### Task instructions
Exactly as written, print each record in the listing.

### Entries supplied

* * *

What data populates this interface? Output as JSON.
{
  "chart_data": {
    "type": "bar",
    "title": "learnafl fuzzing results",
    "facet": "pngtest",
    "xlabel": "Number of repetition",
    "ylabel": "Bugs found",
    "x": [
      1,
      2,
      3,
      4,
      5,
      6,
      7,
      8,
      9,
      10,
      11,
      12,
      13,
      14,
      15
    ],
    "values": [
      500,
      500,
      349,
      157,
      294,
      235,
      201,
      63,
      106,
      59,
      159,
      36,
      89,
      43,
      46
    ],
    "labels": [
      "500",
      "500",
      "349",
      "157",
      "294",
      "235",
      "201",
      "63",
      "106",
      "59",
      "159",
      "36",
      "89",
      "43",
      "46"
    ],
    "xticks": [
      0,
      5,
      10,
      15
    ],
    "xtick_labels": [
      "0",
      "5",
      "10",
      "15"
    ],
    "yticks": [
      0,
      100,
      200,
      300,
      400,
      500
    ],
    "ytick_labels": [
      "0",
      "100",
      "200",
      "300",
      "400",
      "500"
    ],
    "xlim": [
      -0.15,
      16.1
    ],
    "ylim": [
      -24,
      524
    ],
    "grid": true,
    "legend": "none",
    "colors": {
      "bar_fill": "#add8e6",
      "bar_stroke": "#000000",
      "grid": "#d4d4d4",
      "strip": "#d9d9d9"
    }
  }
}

* * *

### Solution
What data populates this interface? Output as JSON.
{
  "chart_data": {
    "type": "bar",
    "title": "learnafl fuzzing results",
    "facet": "pngtest",
    "xlabel": "Number of repetition",
    "ylabel": "Bugs found",
    "x": [
      1,
      2,
      3,
      4,
      5,
      6,
      7,
      8,
      9,
      10,
      11,
      12,
      13,
      14,
      15
    ],
    "values": [
      500,
      500,
      349,
      157,
      294,
      235,
      201,
      63,
      106,
      59,
      159,
      36,
      89,
      43,
      46
    ],
    "labels": [
      "500",
      "500",
      "349",
      "157",
      "294",
      "235",
      "201",
      "63",
      "106",
      "59",
      "159",
      "36",
      "89",
      "43",
      "46"
    ],
    "xticks": [
      0,
      5,
      10,
      15
    ],
    "xtick_labels": [
      "0",
      "5",
      "10",
      "15"
    ],
    "yticks": [
      0,
      100,
      200,
      300,
      400,
      500
    ],
    "ytick_labels": [
      "0",
      "100",
      "200",
      "300",
      "400",
      "500"
    ],
    "xlim": [
      -0.15,
      16.1
    ],
    "ylim": [
      -24,
      524
    ],
    "grid": true,
    "legend": "none",
    "colors": {
      "bar_fill": "#add8e6",
      "bar_stroke": "#000000",
      "grid": "#d4d4d4",
      "strip": "#d9d9d9"
    }
  }
}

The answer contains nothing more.